[Extracted data entries]
--------------------------------------------------

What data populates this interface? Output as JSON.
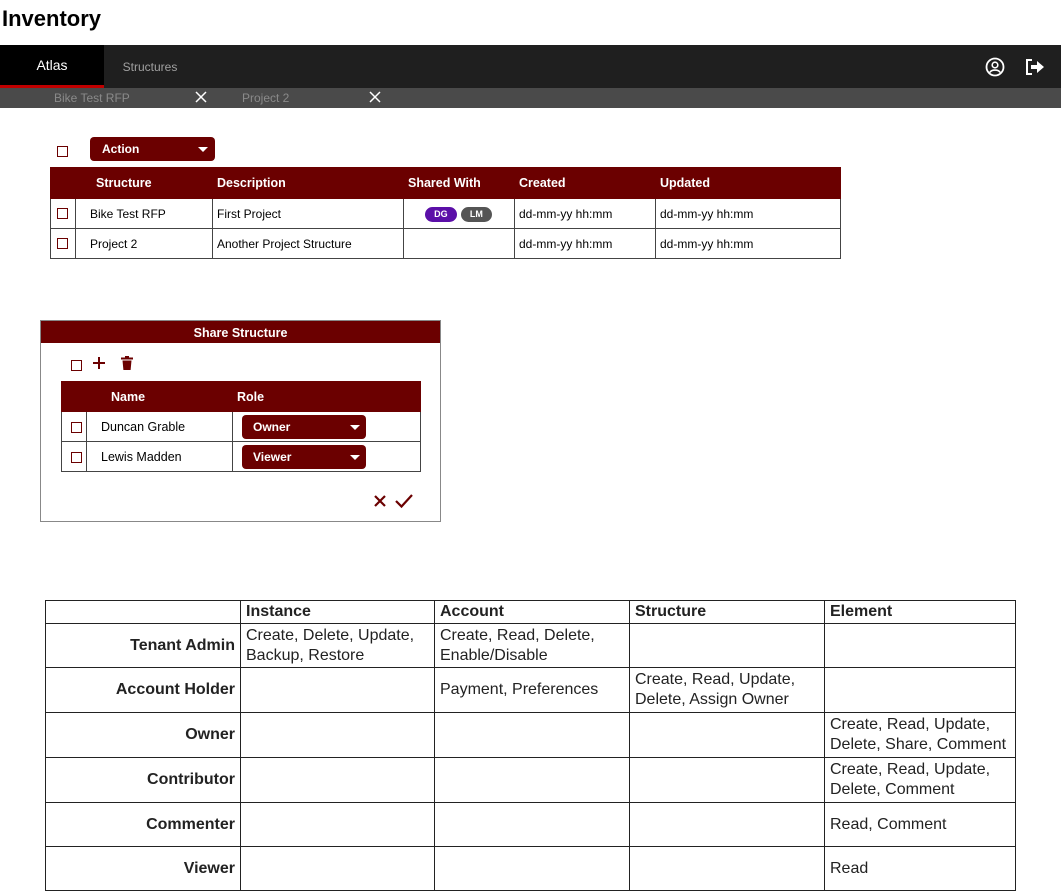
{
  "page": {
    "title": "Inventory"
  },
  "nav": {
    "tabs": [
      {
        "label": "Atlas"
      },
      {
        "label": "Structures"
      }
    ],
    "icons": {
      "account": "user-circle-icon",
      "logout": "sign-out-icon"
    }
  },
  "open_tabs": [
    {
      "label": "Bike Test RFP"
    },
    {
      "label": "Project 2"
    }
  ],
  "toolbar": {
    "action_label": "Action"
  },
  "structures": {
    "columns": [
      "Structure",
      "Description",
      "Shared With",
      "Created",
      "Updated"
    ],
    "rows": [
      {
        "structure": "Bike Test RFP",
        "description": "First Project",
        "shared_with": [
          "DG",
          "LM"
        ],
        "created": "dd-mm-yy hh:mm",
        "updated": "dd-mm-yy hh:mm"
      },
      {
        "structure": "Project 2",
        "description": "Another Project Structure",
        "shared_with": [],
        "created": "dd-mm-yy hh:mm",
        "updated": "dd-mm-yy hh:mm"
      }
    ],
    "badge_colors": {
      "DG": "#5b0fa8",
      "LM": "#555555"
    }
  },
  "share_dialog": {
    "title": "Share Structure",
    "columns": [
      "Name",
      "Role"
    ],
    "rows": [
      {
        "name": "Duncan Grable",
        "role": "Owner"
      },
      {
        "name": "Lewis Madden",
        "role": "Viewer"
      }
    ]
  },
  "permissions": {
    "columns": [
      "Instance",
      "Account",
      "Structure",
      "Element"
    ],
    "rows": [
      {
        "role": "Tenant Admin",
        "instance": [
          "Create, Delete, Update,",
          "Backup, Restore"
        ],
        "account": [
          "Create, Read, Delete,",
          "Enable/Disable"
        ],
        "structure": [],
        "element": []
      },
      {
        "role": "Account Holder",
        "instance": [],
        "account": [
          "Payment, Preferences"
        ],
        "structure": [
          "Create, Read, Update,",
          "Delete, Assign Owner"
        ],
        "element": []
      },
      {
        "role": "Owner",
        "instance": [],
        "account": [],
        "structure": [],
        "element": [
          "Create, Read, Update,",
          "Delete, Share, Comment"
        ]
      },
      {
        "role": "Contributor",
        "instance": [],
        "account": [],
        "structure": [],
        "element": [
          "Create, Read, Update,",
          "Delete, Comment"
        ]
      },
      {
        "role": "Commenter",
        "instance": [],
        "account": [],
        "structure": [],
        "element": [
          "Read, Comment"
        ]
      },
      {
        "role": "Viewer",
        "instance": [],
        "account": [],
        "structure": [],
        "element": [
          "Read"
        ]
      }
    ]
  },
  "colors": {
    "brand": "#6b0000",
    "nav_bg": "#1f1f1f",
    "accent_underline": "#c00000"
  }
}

--------------------------------------------------

Directions
Out of the material above, select every line that holds the string "Delete".

Written solution
          "Create, Delete, Update,",
          "Create, Read, Delete,",
          "Delete, Assign Owner"
          "Delete, Share, Comment"
          "Delete, Comment"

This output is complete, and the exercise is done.